**STORED DATA:**
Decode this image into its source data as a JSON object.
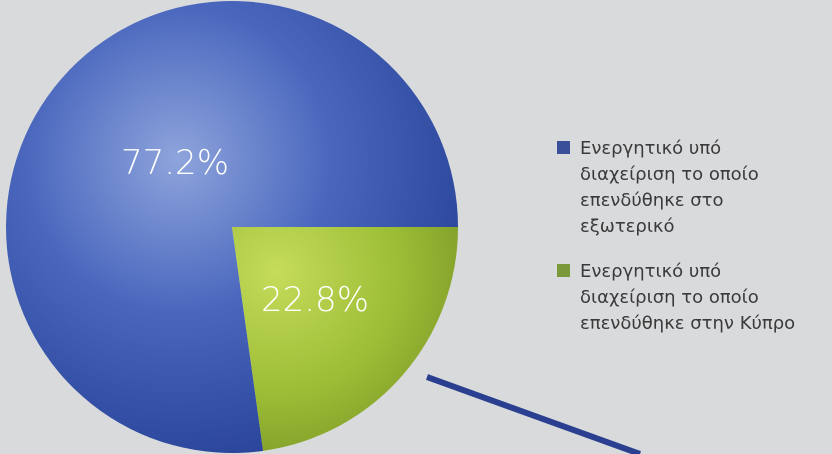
{
  "chart_data": {
    "type": "pie",
    "slices": [
      {
        "label": "Ενεργητικό υπό διαχείριση το οποίο επενδύθηκε στο εξωτερικό",
        "value": 77.2,
        "value_label": "77.2%",
        "color": "#2d4a9e"
      },
      {
        "label": "Ενεργητικό υπό διαχείριση το οποίο επενδύθηκε στην Κύπρο",
        "value": 22.8,
        "value_label": "22.8%",
        "color": "#8fb23a"
      }
    ],
    "legend": {
      "position": "right",
      "entries": [
        {
          "lines": [
            "Ενεργητικό υπό",
            "διαχείριση το οποίο",
            "επενδύθηκε στο",
            "εξωτερικό"
          ],
          "color": "#3a4f9a"
        },
        {
          "lines": [
            "Ενεργητικό υπό",
            "διαχείριση το οποίο",
            "επενδύθηκε στην Κύπρο"
          ],
          "color": "#7a9a3a"
        }
      ]
    },
    "connector_color": "#2a3f8f"
  }
}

**PROBLEM REQUIREMENTS:** Write out the data precisely as given, excluding the pictures.

**FINAL RESULT:**
Decode this image into its source data as a JSON object.
{
  "chart_data": {
    "type": "pie",
    "slices": [
      {
        "label": "Ενεργητικό υπό διαχείριση το οποίο επενδύθηκε στο εξωτερικό",
        "value": 77.2,
        "value_label": "77.2%",
        "color": "#2d4a9e"
      },
      {
        "label": "Ενεργητικό υπό διαχείριση το οποίο επενδύθηκε στην Κύπρο",
        "value": 22.8,
        "value_label": "22.8%",
        "color": "#8fb23a"
      }
    ],
    "legend": {
      "position": "right",
      "entries": [
        {
          "lines": [
            "Ενεργητικό υπό",
            "διαχείριση το οποίο",
            "επενδύθηκε στο",
            "εξωτερικό"
          ],
          "color": "#3a4f9a"
        },
        {
          "lines": [
            "Ενεργητικό υπό",
            "διαχείριση το οποίο",
            "επενδύθηκε στην Κύπρο"
          ],
          "color": "#7a9a3a"
        }
      ]
    },
    "connector_color": "#2a3f8f"
  }
}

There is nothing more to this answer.